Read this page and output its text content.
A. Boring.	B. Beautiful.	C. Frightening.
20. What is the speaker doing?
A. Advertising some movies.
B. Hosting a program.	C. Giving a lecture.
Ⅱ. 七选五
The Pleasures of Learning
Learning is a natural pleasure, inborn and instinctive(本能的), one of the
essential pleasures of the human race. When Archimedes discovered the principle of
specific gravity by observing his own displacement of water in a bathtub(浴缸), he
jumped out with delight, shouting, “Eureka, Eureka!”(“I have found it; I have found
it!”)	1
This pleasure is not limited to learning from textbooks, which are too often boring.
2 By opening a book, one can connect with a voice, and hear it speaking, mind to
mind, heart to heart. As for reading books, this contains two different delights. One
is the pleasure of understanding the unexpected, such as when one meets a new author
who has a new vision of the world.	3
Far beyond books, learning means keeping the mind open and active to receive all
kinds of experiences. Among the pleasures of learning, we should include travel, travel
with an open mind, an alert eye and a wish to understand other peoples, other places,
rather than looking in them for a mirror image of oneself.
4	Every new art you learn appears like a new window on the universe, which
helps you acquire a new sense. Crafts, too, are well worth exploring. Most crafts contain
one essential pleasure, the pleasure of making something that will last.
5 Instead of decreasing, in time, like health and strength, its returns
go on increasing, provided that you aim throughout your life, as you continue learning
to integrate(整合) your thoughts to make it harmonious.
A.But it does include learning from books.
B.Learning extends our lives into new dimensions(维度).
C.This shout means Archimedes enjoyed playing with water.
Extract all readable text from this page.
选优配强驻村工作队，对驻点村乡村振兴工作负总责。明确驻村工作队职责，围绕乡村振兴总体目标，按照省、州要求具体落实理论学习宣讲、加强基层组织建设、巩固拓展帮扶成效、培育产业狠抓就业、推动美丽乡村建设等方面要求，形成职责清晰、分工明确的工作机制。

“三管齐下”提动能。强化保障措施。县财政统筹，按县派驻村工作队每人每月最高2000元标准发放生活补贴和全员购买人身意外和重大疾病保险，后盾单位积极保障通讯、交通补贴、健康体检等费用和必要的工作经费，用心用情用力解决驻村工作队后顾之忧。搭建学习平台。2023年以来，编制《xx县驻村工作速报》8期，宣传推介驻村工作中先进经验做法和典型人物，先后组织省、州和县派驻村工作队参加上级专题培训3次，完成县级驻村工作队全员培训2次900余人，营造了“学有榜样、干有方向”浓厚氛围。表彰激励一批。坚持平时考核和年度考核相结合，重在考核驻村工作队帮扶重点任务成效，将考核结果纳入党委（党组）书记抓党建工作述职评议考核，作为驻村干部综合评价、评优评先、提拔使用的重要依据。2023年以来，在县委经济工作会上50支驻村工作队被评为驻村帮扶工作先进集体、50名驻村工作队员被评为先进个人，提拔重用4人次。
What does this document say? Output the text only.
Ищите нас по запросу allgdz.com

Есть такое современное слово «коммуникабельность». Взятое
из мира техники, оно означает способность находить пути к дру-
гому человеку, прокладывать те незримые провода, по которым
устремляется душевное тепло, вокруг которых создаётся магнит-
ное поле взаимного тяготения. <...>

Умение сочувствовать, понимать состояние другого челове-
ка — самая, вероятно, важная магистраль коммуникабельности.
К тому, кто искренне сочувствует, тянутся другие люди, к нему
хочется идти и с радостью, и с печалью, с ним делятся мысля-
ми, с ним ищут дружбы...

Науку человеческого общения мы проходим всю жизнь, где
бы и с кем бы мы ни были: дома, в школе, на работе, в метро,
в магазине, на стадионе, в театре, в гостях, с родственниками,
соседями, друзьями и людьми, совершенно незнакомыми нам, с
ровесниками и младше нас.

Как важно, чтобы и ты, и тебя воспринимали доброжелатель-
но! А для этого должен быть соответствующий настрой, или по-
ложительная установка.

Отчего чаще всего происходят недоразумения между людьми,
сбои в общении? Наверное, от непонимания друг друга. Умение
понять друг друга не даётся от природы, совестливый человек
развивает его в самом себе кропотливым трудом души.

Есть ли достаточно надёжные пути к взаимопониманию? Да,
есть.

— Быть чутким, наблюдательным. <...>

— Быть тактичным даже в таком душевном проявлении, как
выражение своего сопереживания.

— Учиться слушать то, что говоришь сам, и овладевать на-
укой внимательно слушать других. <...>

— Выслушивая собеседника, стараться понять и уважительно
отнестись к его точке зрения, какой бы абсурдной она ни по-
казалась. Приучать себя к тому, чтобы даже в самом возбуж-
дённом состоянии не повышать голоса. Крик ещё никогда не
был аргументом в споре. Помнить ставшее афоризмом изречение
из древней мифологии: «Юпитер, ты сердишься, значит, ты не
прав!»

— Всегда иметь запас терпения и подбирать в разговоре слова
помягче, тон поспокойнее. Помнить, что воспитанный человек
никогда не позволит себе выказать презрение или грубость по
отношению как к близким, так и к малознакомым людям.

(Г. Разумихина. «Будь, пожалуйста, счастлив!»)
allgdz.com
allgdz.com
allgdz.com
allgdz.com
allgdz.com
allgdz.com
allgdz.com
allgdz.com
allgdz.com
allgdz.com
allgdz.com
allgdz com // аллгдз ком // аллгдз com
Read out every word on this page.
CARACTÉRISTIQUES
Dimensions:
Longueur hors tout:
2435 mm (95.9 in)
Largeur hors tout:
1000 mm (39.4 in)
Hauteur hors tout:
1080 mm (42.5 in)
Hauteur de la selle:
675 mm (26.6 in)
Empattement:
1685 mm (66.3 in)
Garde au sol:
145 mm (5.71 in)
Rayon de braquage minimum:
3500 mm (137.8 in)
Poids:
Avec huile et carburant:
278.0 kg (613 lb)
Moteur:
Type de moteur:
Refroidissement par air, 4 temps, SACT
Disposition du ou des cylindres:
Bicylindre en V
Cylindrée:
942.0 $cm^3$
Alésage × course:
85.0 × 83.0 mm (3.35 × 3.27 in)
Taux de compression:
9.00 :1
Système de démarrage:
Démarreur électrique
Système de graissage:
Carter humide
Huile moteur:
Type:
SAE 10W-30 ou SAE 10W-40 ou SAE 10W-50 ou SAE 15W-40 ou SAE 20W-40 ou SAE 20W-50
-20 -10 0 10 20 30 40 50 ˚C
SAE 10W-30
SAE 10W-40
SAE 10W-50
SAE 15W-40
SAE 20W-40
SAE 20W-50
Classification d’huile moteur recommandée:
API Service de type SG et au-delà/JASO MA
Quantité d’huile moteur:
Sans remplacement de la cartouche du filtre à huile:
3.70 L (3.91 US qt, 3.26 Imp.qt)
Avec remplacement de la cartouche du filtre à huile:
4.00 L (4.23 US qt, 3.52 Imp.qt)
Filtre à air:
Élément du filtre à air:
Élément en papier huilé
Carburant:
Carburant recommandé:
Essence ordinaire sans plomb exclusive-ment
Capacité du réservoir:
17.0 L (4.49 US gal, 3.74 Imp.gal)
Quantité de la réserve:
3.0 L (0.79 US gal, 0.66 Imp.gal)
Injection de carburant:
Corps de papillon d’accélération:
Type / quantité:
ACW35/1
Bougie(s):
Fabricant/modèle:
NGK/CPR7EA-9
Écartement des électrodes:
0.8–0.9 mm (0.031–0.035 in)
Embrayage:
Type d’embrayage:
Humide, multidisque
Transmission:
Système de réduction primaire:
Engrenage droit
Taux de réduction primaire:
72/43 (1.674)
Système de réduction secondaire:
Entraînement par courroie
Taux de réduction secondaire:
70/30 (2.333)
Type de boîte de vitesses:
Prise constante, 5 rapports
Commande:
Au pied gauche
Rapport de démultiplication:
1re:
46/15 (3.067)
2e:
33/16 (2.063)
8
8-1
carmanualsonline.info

▸ TASK DESCRIPTION
Locate the word "друга" in the data above. Copy every line carrying it.

▸ SOLUTION FOR THIS PROBLEM
сбои в общении? Наверное, от непонимания друг друга. Умение
понять друг друга не даётся от природы, совестливый человек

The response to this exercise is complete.